Task statement: Reproduce all entries precisely, down to the last character.

Extracted entries:
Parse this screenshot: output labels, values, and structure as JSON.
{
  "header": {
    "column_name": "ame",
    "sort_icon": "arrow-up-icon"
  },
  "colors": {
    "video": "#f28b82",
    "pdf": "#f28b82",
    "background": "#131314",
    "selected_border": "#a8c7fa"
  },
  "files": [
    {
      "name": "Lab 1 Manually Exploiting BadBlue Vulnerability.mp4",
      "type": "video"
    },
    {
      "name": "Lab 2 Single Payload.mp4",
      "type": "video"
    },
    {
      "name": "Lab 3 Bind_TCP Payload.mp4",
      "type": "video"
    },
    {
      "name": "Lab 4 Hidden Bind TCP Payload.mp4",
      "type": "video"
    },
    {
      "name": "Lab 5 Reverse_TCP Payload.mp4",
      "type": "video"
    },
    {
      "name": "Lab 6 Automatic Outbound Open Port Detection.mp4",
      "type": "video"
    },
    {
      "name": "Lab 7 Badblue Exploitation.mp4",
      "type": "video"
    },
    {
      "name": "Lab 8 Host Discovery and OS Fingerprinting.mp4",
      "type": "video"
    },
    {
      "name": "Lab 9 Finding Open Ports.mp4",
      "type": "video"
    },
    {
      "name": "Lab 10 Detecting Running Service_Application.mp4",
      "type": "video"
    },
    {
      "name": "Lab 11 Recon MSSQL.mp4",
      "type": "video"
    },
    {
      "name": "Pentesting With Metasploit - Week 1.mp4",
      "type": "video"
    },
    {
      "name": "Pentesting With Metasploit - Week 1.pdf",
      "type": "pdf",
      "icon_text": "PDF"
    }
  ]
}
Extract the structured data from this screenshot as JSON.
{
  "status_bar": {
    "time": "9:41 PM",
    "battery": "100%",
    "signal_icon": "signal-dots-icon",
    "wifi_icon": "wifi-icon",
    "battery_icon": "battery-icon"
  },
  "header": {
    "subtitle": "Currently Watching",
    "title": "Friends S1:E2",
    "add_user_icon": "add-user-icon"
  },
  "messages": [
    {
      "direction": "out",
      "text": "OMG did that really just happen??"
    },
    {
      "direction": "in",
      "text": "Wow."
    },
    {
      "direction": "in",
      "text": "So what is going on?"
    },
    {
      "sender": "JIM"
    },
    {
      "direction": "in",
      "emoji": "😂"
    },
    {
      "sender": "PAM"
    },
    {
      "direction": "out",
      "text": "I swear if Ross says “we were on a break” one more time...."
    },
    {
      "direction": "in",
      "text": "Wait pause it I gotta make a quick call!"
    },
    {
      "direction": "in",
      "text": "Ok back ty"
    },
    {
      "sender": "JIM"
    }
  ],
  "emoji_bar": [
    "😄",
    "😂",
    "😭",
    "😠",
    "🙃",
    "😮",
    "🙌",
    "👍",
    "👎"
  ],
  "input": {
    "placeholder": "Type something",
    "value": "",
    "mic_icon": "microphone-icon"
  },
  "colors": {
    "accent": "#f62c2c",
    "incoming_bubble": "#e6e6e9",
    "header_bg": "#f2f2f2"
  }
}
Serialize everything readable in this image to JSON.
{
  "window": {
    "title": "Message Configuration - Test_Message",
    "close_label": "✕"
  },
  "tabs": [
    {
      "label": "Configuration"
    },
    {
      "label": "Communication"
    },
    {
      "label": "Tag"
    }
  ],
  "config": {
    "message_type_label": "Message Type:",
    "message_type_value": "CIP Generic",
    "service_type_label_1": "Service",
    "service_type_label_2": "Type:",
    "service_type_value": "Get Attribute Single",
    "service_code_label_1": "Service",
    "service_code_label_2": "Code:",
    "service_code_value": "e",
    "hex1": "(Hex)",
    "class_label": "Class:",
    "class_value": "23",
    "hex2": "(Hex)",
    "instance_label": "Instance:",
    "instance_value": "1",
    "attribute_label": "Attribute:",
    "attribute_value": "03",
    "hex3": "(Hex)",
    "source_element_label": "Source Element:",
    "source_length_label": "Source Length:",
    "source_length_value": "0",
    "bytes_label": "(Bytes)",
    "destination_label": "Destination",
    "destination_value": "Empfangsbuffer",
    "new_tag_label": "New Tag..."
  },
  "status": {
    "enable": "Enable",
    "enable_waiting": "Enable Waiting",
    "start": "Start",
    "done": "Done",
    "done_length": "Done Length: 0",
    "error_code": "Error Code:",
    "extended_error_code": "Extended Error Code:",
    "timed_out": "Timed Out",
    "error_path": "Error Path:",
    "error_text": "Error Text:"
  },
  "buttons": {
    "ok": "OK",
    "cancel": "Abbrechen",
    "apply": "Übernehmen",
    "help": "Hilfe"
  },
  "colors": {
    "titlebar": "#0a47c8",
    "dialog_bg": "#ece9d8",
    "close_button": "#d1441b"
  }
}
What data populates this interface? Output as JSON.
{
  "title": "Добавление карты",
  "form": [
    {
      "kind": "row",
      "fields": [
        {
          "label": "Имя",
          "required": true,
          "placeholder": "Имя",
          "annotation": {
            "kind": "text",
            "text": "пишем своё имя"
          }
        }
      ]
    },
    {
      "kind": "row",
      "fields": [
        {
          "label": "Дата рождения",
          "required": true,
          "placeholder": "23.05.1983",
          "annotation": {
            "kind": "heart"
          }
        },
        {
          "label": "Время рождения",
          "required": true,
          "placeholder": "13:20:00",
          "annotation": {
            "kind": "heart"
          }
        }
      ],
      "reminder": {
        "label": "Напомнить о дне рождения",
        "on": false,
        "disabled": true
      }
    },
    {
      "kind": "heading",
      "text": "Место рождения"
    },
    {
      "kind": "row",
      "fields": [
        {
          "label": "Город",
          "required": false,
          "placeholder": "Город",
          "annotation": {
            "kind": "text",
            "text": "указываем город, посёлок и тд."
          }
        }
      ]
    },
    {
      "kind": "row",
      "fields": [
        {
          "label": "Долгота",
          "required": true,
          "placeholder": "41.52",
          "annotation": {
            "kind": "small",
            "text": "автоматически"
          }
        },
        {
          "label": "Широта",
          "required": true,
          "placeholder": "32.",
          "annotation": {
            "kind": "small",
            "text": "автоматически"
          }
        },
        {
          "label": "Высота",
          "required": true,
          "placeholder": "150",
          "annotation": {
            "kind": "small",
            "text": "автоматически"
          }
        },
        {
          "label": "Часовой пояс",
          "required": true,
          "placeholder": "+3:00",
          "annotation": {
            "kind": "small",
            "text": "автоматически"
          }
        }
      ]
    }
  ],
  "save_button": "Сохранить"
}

Problem solution:
Parse this screenshot: output labels, values, and structure as JSON.
{
  "header": {
    "column_name": "ame",
    "sort_icon": "arrow-up-icon"
  },
  "colors": {
    "video": "#f28b82",
    "pdf": "#f28b82",
    "background": "#131314",
    "selected_border": "#a8c7fa"
  },
  "files": [
    {
      "name": "Lab 1 Manually Exploiting BadBlue Vulnerability.mp4",
      "type": "video"
    },
    {
      "name": "Lab 2 Single Payload.mp4",
      "type": "video"
    },
    {
      "name": "Lab 3 Bind_TCP Payload.mp4",
      "type": "video"
    },
    {
      "name": "Lab 4 Hidden Bind TCP Payload.mp4",
      "type": "video"
    },
    {
      "name": "Lab 5 Reverse_TCP Payload.mp4",
      "type": "video"
    },
    {
      "name": "Lab 6 Automatic Outbound Open Port Detection.mp4",
      "type": "video"
    },
    {
      "name": "Lab 7 Badblue Exploitation.mp4",
      "type": "video"
    },
    {
      "name": "Lab 8 Host Discovery and OS Fingerprinting.mp4",
      "type": "video"
    },
    {
      "name": "Lab 9 Finding Open Ports.mp4",
      "type": "video"
    },
    {
      "name": "Lab 10 Detecting Running Service_Application.mp4",
      "type": "video"
    },
    {
      "name": "Lab 11 Recon MSSQL.mp4",
      "type": "video"
    },
    {
      "name": "Pentesting With Metasploit - Week 1.mp4",
      "type": "video"
    },
    {
      "name": "Pentesting With Metasploit - Week 1.pdf",
      "type": "pdf",
      "icon_text": "PDF"
    }
  ]
}
Extract the structured data from this screenshot as JSON.
{
  "status_bar": {
    "time": "9:41 PM",
    "battery": "100%",
    "signal_icon": "signal-dots-icon",
    "wifi_icon": "wifi-icon",
    "battery_icon": "battery-icon"
  },
  "header": {
    "subtitle": "Currently Watching",
    "title": "Friends S1:E2",
    "add_user_icon": "add-user-icon"
  },
  "messages": [
    {
      "direction": "out",
      "text": "OMG did that really just happen??"
    },
    {
      "direction": "in",
      "text": "Wow."
    },
    {
      "direction": "in",
      "text": "So what is going on?"
    },
    {
      "sender": "JIM"
    },
    {
      "direction": "in",
      "emoji": "😂"
    },
    {
      "sender": "PAM"
    },
    {
      "direction": "out",
      "text": "I swear if Ross says “we were on a break” one more time...."
    },
    {
      "direction": "in",
      "text": "Wait pause it I gotta make a quick call!"
    },
    {
      "direction": "in",
      "text": "Ok back ty"
    },
    {
      "sender": "JIM"
    }
  ],
  "emoji_bar": [
    "😄",
    "😂",
    "😭",
    "😠",
    "🙃",
    "😮",
    "🙌",
    "👍",
    "👎"
  ],
  "input": {
    "placeholder": "Type something",
    "value": "",
    "mic_icon": "microphone-icon"
  },
  "colors": {
    "accent": "#f62c2c",
    "incoming_bubble": "#e6e6e9",
    "header_bg": "#f2f2f2"
  }
}
Serialize everything readable in this image to JSON.
{
  "window": {
    "title": "Message Configuration - Test_Message",
    "close_label": "✕"
  },
  "tabs": [
    {
      "label": "Configuration"
    },
    {
      "label": "Communication"
    },
    {
      "label": "Tag"
    }
  ],
  "config": {
    "message_type_label": "Message Type:",
    "message_type_value": "CIP Generic",
    "service_type_label_1": "Service",
    "service_type_label_2": "Type:",
    "service_type_value": "Get Attribute Single",
    "service_code_label_1": "Service",
    "service_code_label_2": "Code:",
    "service_code_value": "e",
    "hex1": "(Hex)",
    "class_label": "Class:",
    "class_value": "23",
    "hex2": "(Hex)",
    "instance_label": "Instance:",
    "instance_value": "1",
    "attribute_label": "Attribute:",
    "attribute_value": "03",
    "hex3": "(Hex)",
    "source_element_label": "Source Element:",
    "source_length_label": "Source Length:",
    "source_length_value": "0",
    "bytes_label": "(Bytes)",
    "destination_label": "Destination",
    "destination_value": "Empfangsbuffer",
    "new_tag_label": "New Tag..."
  },
  "status": {
    "enable": "Enable",
    "enable_waiting": "Enable Waiting",
    "start": "Start",
    "done": "Done",
    "done_length": "Done Length: 0",
    "error_code": "Error Code:",
    "extended_error_code": "Extended Error Code:",
    "timed_out": "Timed Out",
    "error_path": "Error Path:",
    "error_text": "Error Text:"
  },
  "buttons": {
    "ok": "OK",
    "cancel": "Abbrechen",
    "apply": "Übernehmen",
    "help": "Hilfe"
  },
  "colors": {
    "titlebar": "#0a47c8",
    "dialog_bg": "#ece9d8",
    "close_button": "#d1441b"
  }
}
What data populates this interface? Output as JSON.
{
  "title": "Добавление карты",
  "form": [
    {
      "kind": "row",
      "fields": [
        {
          "label": "Имя",
          "required": true,
          "placeholder": "Имя",
          "annotation": {
            "kind": "text",
            "text": "пишем своё имя"
          }
        }
      ]
    },
    {
      "kind": "row",
      "fields": [
        {
          "label": "Дата рождения",
          "required": true,
          "placeholder": "23.05.1983",
          "annotation": {
            "kind": "heart"
          }
        },
        {
          "label": "Время рождения",
          "required": true,
          "placeholder": "13:20:00",
          "annotation": {
            "kind": "heart"
          }
        }
      ],
      "reminder": {
        "label": "Напомнить о дне рождения",
        "on": false,
        "disabled": true
      }
    },
    {
      "kind": "heading",
      "text": "Место рождения"
    },
    {
      "kind": "row",
      "fields": [
        {
          "label": "Город",
          "required": false,
          "placeholder": "Город",
          "annotation": {
            "kind": "text",
            "text": "указываем город, посёлок и тд."
          }
        }
      ]
    },
    {
      "kind": "row",
      "fields": [
        {
          "label": "Долгота",
          "required": true,
          "placeholder": "41.52",
          "annotation": {
            "kind": "small",
            "text": "автоматически"
          }
        },
        {
          "label": "Широта",
          "required": true,
          "placeholder": "32.",
          "annotation": {
            "kind": "small",
            "text": "автоматически"
          }
        },
        {
          "label": "Высота",
          "required": true,
          "placeholder": "150",
          "annotation": {
            "kind": "small",
            "text": "автоматически"
          }
        },
        {
          "label": "Часовой пояс",
          "required": true,
          "placeholder": "+3:00",
          "annotation": {
            "kind": "small",
            "text": "автоматически"
          }
        }
      ]
    }
  ],
  "save_button": "Сохранить"
}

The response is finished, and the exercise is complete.